> **Task statement**
Every line below should be repeated exactly.

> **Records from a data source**

______________________________

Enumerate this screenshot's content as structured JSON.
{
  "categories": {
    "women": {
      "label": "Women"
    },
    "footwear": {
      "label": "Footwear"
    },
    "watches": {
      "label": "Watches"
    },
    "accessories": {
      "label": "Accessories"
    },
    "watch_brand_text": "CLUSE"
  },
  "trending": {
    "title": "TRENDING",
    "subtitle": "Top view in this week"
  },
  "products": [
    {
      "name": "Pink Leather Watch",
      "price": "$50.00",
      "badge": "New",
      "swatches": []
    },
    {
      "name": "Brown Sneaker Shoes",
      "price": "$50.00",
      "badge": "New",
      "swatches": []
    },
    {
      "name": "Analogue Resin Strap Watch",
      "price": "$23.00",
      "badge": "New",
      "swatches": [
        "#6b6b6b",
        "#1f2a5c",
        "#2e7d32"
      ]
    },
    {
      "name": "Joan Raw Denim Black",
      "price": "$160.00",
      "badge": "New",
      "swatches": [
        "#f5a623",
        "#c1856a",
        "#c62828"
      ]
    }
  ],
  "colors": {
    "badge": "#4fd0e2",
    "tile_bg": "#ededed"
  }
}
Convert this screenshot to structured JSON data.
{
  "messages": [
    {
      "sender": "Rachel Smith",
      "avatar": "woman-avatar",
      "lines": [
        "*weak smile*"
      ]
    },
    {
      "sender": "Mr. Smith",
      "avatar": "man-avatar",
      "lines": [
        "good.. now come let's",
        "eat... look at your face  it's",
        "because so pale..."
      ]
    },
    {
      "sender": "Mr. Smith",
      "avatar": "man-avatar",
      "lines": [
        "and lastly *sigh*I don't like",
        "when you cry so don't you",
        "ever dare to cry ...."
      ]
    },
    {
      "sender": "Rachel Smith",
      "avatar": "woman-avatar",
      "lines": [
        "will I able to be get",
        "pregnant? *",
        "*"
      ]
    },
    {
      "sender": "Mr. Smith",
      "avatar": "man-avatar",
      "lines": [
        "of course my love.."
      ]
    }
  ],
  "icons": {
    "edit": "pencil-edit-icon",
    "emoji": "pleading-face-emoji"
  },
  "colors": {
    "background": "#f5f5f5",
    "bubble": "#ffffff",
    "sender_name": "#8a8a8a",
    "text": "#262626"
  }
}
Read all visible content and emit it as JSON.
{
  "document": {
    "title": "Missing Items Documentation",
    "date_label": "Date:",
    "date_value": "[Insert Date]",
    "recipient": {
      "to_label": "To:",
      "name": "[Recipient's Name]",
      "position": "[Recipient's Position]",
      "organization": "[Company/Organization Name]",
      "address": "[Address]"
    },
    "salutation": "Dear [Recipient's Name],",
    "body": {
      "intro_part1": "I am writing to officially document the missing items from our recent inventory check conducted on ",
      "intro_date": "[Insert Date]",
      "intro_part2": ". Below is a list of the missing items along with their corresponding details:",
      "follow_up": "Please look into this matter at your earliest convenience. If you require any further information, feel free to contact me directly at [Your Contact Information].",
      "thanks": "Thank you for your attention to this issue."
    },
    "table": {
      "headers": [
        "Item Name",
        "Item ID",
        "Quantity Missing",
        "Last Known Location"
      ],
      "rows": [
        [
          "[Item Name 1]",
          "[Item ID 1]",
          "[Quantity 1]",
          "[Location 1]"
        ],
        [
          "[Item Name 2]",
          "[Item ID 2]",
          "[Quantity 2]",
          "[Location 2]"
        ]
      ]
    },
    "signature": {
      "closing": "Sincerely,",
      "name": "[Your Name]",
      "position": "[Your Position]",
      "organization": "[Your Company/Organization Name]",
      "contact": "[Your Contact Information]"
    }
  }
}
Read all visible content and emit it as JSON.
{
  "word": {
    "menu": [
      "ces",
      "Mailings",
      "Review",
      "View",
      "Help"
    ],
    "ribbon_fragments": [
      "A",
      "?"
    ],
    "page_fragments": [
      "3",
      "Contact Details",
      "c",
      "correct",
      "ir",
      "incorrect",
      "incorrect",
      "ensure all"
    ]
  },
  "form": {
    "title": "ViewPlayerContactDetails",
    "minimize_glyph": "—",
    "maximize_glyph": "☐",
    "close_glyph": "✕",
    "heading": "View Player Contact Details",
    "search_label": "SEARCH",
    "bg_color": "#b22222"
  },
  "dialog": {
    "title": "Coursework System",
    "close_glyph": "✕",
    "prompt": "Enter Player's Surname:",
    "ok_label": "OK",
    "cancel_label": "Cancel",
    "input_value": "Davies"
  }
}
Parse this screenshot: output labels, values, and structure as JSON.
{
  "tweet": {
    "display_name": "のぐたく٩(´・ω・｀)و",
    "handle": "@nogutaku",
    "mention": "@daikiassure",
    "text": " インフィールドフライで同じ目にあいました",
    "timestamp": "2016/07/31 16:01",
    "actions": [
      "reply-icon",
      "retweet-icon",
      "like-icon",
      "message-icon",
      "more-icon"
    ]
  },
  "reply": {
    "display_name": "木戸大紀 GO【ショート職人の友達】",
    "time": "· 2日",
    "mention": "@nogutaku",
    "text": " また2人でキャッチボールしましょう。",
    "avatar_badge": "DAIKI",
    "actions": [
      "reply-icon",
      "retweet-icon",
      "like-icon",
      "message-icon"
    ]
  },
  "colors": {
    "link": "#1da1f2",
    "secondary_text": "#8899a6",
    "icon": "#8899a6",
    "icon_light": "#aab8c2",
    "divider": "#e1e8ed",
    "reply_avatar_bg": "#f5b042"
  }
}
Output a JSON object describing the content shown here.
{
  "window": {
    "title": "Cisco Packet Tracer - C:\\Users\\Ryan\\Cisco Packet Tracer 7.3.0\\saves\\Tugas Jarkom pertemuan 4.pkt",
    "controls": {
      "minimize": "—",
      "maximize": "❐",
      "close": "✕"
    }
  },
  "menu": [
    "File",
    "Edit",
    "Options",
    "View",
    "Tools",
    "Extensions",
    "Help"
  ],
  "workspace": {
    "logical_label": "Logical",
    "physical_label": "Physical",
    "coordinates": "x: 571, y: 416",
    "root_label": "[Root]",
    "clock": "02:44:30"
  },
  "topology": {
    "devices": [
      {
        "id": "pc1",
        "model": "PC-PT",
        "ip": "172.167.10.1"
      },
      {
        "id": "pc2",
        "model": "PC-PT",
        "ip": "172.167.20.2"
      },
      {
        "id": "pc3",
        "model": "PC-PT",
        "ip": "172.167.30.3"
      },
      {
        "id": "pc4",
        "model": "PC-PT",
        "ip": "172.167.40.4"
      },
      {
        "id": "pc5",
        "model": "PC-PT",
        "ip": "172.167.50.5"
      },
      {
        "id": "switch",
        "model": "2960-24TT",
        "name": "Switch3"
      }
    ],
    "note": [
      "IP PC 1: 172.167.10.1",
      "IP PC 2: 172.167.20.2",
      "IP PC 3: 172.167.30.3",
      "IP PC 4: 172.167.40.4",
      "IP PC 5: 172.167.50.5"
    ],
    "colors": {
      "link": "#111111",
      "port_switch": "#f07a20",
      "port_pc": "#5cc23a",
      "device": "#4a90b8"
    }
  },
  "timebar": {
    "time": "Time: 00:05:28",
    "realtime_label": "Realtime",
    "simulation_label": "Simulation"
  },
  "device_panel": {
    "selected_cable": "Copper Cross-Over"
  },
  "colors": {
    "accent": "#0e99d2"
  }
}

______________________________

> **Solution to this exercise**
Enumerate this screenshot's content as structured JSON.
{
  "categories": {
    "women": {
      "label": "Women"
    },
    "footwear": {
      "label": "Footwear"
    },
    "watches": {
      "label": "Watches"
    },
    "accessories": {
      "label": "Accessories"
    },
    "watch_brand_text": "CLUSE"
  },
  "trending": {
    "title": "TRENDING",
    "subtitle": "Top view in this week"
  },
  "products": [
    {
      "name": "Pink Leather Watch",
      "price": "$50.00",
      "badge": "New",
      "swatches": []
    },
    {
      "name": "Brown Sneaker Shoes",
      "price": "$50.00",
      "badge": "New",
      "swatches": []
    },
    {
      "name": "Analogue Resin Strap Watch",
      "price": "$23.00",
      "badge": "New",
      "swatches": [
        "#6b6b6b",
        "#1f2a5c",
        "#2e7d32"
      ]
    },
    {
      "name": "Joan Raw Denim Black",
      "price": "$160.00",
      "badge": "New",
      "swatches": [
        "#f5a623",
        "#c1856a",
        "#c62828"
      ]
    }
  ],
  "colors": {
    "badge": "#4fd0e2",
    "tile_bg": "#ededed"
  }
}
Convert this screenshot to structured JSON data.
{
  "messages": [
    {
      "sender": "Rachel Smith",
      "avatar": "woman-avatar",
      "lines": [
        "*weak smile*"
      ]
    },
    {
      "sender": "Mr. Smith",
      "avatar": "man-avatar",
      "lines": [
        "good.. now come let's",
        "eat... look at your face  it's",
        "because so pale..."
      ]
    },
    {
      "sender": "Mr. Smith",
      "avatar": "man-avatar",
      "lines": [
        "and lastly *sigh*I don't like",
        "when you cry so don't you",
        "ever dare to cry ...."
      ]
    },
    {
      "sender": "Rachel Smith",
      "avatar": "woman-avatar",
      "lines": [
        "will I able to be get",
        "pregnant? *",
        "*"
      ]
    },
    {
      "sender": "Mr. Smith",
      "avatar": "man-avatar",
      "lines": [
        "of course my love.."
      ]
    }
  ],
  "icons": {
    "edit": "pencil-edit-icon",
    "emoji": "pleading-face-emoji"
  },
  "colors": {
    "background": "#f5f5f5",
    "bubble": "#ffffff",
    "sender_name": "#8a8a8a",
    "text": "#262626"
  }
}
Read all visible content and emit it as JSON.
{
  "document": {
    "title": "Missing Items Documentation",
    "date_label": "Date:",
    "date_value": "[Insert Date]",
    "recipient": {
      "to_label": "To:",
      "name": "[Recipient's Name]",
      "position": "[Recipient's Position]",
      "organization": "[Company/Organization Name]",
      "address": "[Address]"
    },
    "salutation": "Dear [Recipient's Name],",
    "body": {
      "intro_part1": "I am writing to officially document the missing items from our recent inventory check conducted on ",
      "intro_date": "[Insert Date]",
      "intro_part2": ". Below is a list of the missing items along with their corresponding details:",
      "follow_up": "Please look into this matter at your earliest convenience. If you require any further information, feel free to contact me directly at [Your Contact Information].",
      "thanks": "Thank you for your attention to this issue."
    },
    "table": {
      "headers": [
        "Item Name",
        "Item ID",
        "Quantity Missing",
        "Last Known Location"
      ],
      "rows": [
        [
          "[Item Name 1]",
          "[Item ID 1]",
          "[Quantity 1]",
          "[Location 1]"
        ],
        [
          "[Item Name 2]",
          "[Item ID 2]",
          "[Quantity 2]",
          "[Location 2]"
        ]
      ]
    },
    "signature": {
      "closing": "Sincerely,",
      "name": "[Your Name]",
      "position": "[Your Position]",
      "organization": "[Your Company/Organization Name]",
      "contact": "[Your Contact Information]"
    }
  }
}
Read all visible content and emit it as JSON.
{
  "word": {
    "menu": [
      "ces",
      "Mailings",
      "Review",
      "View",
      "Help"
    ],
    "ribbon_fragments": [
      "A",
      "?"
    ],
    "page_fragments": [
      "3",
      "Contact Details",
      "c",
      "correct",
      "ir",
      "incorrect",
      "incorrect",
      "ensure all"
    ]
  },
  "form": {
    "title": "ViewPlayerContactDetails",
    "minimize_glyph": "—",
    "maximize_glyph": "☐",
    "close_glyph": "✕",
    "heading": "View Player Contact Details",
    "search_label": "SEARCH",
    "bg_color": "#b22222"
  },
  "dialog": {
    "title": "Coursework System",
    "close_glyph": "✕",
    "prompt": "Enter Player's Surname:",
    "ok_label": "OK",
    "cancel_label": "Cancel",
    "input_value": "Davies"
  }
}
Parse this screenshot: output labels, values, and structure as JSON.
{
  "tweet": {
    "display_name": "のぐたく٩(´・ω・｀)و",
    "handle": "@nogutaku",
    "mention": "@daikiassure",
    "text": " インフィールドフライで同じ目にあいました",
    "timestamp": "2016/07/31 16:01",
    "actions": [
      "reply-icon",
      "retweet-icon",
      "like-icon",
      "message-icon",
      "more-icon"
    ]
  },
  "reply": {
    "display_name": "木戸大紀 GO【ショート職人の友達】",
    "time": "· 2日",
    "mention": "@nogutaku",
    "text": " また2人でキャッチボールしましょう。",
    "avatar_badge": "DAIKI",
    "actions": [
      "reply-icon",
      "retweet-icon",
      "like-icon",
      "message-icon"
    ]
  },
  "colors": {
    "link": "#1da1f2",
    "secondary_text": "#8899a6",
    "icon": "#8899a6",
    "icon_light": "#aab8c2",
    "divider": "#e1e8ed",
    "reply_avatar_bg": "#f5b042"
  }
}
Output a JSON object describing the content shown here.
{
  "window": {
    "title": "Cisco Packet Tracer - C:\\Users\\Ryan\\Cisco Packet Tracer 7.3.0\\saves\\Tugas Jarkom pertemuan 4.pkt",
    "controls": {
      "minimize": "—",
      "maximize": "❐",
      "close": "✕"
    }
  },
  "menu": [
    "File",
    "Edit",
    "Options",
    "View",
    "Tools",
    "Extensions",
    "Help"
  ],
  "workspace": {
    "logical_label": "Logical",
    "physical_label": "Physical",
    "coordinates": "x: 571, y: 416",
    "root_label": "[Root]",
    "clock": "02:44:30"
  },
  "topology": {
    "devices": [
      {
        "id": "pc1",
        "model": "PC-PT",
        "ip": "172.167.10.1"
      },
      {
        "id": "pc2",
        "model": "PC-PT",
        "ip": "172.167.20.2"
      },
      {
        "id": "pc3",
        "model": "PC-PT",
        "ip": "172.167.30.3"
      },
      {
        "id": "pc4",
        "model": "PC-PT",
        "ip": "172.167.40.4"
      },
      {
        "id": "pc5",
        "model": "PC-PT",
        "ip": "172.167.50.5"
      },
      {
        "id": "switch",
        "model": "2960-24TT",
        "name": "Switch3"
      }
    ],
    "note": [
      "IP PC 1: 172.167.10.1",
      "IP PC 2: 172.167.20.2",
      "IP PC 3: 172.167.30.3",
      "IP PC 4: 172.167.40.4",
      "IP PC 5: 172.167.50.5"
    ],
    "colors": {
      "link": "#111111",
      "port_switch": "#f07a20",
      "port_pc": "#5cc23a",
      "device": "#4a90b8"
    }
  },
  "timebar": {
    "time": "Time: 00:05:28",
    "realtime_label": "Realtime",
    "simulation_label": "Simulation"
  },
  "device_panel": {
    "selected_cable": "Copper Cross-Over"
  },
  "colors": {
    "accent": "#0e99d2"
  }
}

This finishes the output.